[Stored records]

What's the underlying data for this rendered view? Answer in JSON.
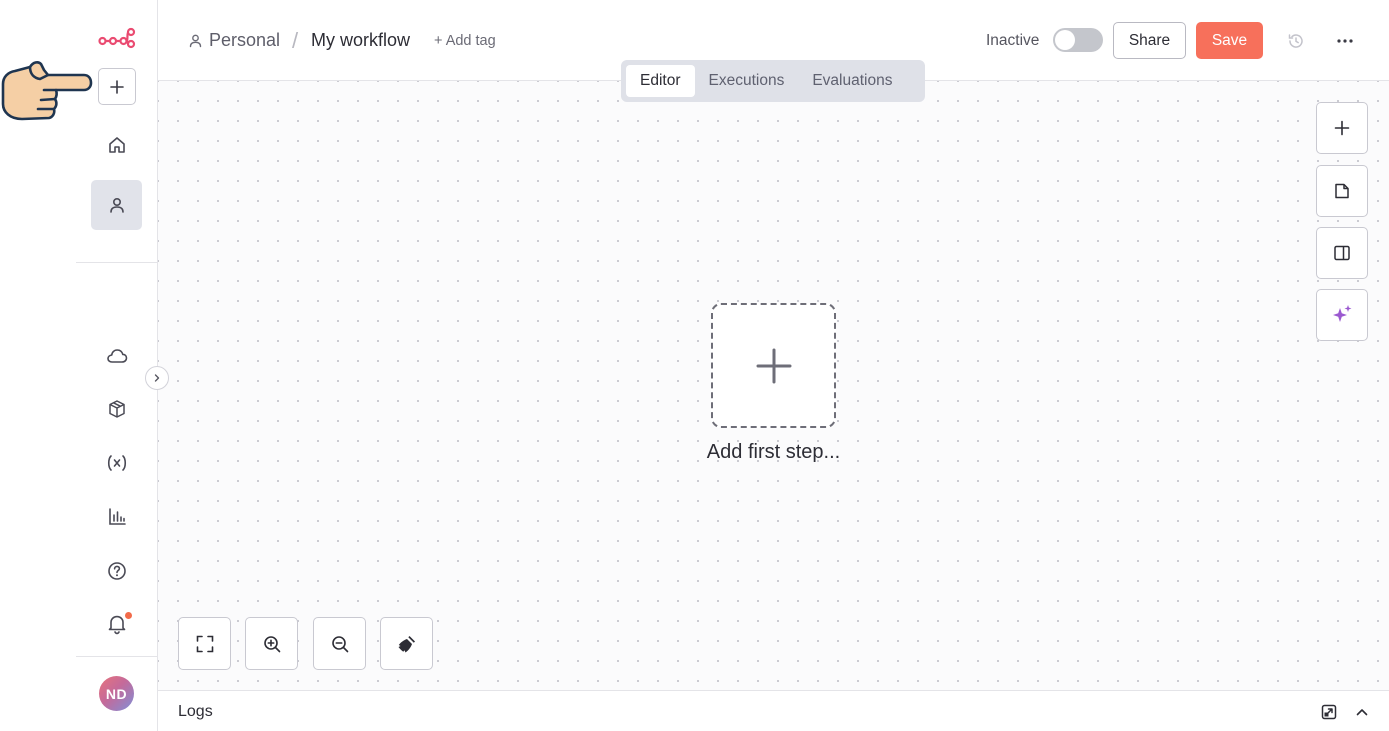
{
  "header": {
    "breadcrumb_project": "Personal",
    "breadcrumb_separator": "/",
    "workflow_title": "My workflow",
    "add_tag_label": "+ Add tag",
    "status_label": "Inactive",
    "active": false,
    "share_label": "Share",
    "save_label": "Save"
  },
  "tabs": [
    {
      "label": "Editor",
      "active": true
    },
    {
      "label": "Executions",
      "active": false
    },
    {
      "label": "Evaluations",
      "active": false
    }
  ],
  "canvas": {
    "add_first_step_label": "Add first step..."
  },
  "sidebar": {
    "avatar_initials": "ND",
    "notification_dot": true,
    "items": [
      "add",
      "home",
      "personal",
      "cloud",
      "templates",
      "variables",
      "insights",
      "help",
      "notifications"
    ]
  },
  "logs": {
    "label": "Logs"
  },
  "colors": {
    "accent": "#f7705b",
    "logo": "#ea4b71",
    "ai_sparkle": "#9b59d0",
    "active_nav_bg": "#e1e3ea"
  }
}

Short task » The material above holds pictures; copy everything else in it exactly.

Task answer »
What's the underlying data for this rendered view? Answer in JSON.
{
  "header": {
    "breadcrumb_project": "Personal",
    "breadcrumb_separator": "/",
    "workflow_title": "My workflow",
    "add_tag_label": "+ Add tag",
    "status_label": "Inactive",
    "active": false,
    "share_label": "Share",
    "save_label": "Save"
  },
  "tabs": [
    {
      "label": "Editor",
      "active": true
    },
    {
      "label": "Executions",
      "active": false
    },
    {
      "label": "Evaluations",
      "active": false
    }
  ],
  "canvas": {
    "add_first_step_label": "Add first step..."
  },
  "sidebar": {
    "avatar_initials": "ND",
    "notification_dot": true,
    "items": [
      "add",
      "home",
      "personal",
      "cloud",
      "templates",
      "variables",
      "insights",
      "help",
      "notifications"
    ]
  },
  "logs": {
    "label": "Logs"
  },
  "colors": {
    "accent": "#f7705b",
    "logo": "#ea4b71",
    "ai_sparkle": "#9b59d0",
    "active_nav_bg": "#e1e3ea"
  }
}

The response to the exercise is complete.